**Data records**
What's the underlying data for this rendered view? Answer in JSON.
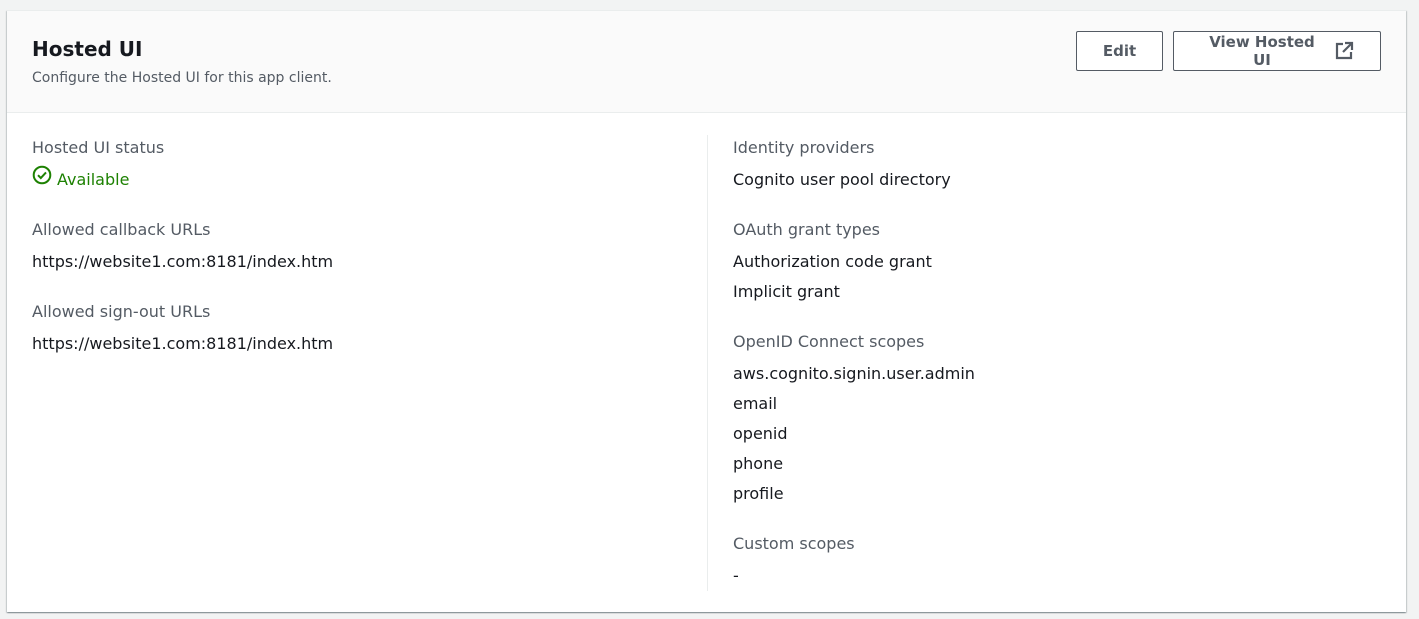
{
  "header": {
    "title": "Hosted UI",
    "description": "Configure the Hosted UI for this app client.",
    "edit_label": "Edit",
    "view_label": "View Hosted UI"
  },
  "left": {
    "status": {
      "label": "Hosted UI status",
      "value": "Available"
    },
    "callback": {
      "label": "Allowed callback URLs",
      "values": [
        "https://website1.com:8181/index.htm"
      ]
    },
    "signout": {
      "label": "Allowed sign-out URLs",
      "values": [
        "https://website1.com:8181/index.htm"
      ]
    }
  },
  "right": {
    "identity": {
      "label": "Identity providers",
      "values": [
        "Cognito user pool directory"
      ]
    },
    "oauth": {
      "label": "OAuth grant types",
      "values": [
        "Authorization code grant",
        "Implicit grant"
      ]
    },
    "openid": {
      "label": "OpenID Connect scopes",
      "values": [
        "aws.cognito.signin.user.admin",
        "email",
        "openid",
        "phone",
        "profile"
      ]
    },
    "custom": {
      "label": "Custom scopes",
      "values": [
        "-"
      ]
    }
  },
  "colors": {
    "status_green": "#1d8102",
    "text_primary": "#16191f",
    "text_secondary": "#545b64",
    "header_bg": "#fafafa",
    "page_bg": "#f2f3f3"
  },
  "icons": {
    "status": "check-circle-icon",
    "external": "external-link-icon"
  }
}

**STATED EXERCISE**
Keep the pictures out of the copy and write out the data exactly as it stands.

**TASK RESULT**
What's the underlying data for this rendered view? Answer in JSON.
{
  "header": {
    "title": "Hosted UI",
    "description": "Configure the Hosted UI for this app client.",
    "edit_label": "Edit",
    "view_label": "View Hosted UI"
  },
  "left": {
    "status": {
      "label": "Hosted UI status",
      "value": "Available"
    },
    "callback": {
      "label": "Allowed callback URLs",
      "values": [
        "https://website1.com:8181/index.htm"
      ]
    },
    "signout": {
      "label": "Allowed sign-out URLs",
      "values": [
        "https://website1.com:8181/index.htm"
      ]
    }
  },
  "right": {
    "identity": {
      "label": "Identity providers",
      "values": [
        "Cognito user pool directory"
      ]
    },
    "oauth": {
      "label": "OAuth grant types",
      "values": [
        "Authorization code grant",
        "Implicit grant"
      ]
    },
    "openid": {
      "label": "OpenID Connect scopes",
      "values": [
        "aws.cognito.signin.user.admin",
        "email",
        "openid",
        "phone",
        "profile"
      ]
    },
    "custom": {
      "label": "Custom scopes",
      "values": [
        "-"
      ]
    }
  },
  "colors": {
    "status_green": "#1d8102",
    "text_primary": "#16191f",
    "text_secondary": "#545b64",
    "header_bg": "#fafafa",
    "page_bg": "#f2f3f3"
  },
  "icons": {
    "status": "check-circle-icon",
    "external": "external-link-icon"
  }
}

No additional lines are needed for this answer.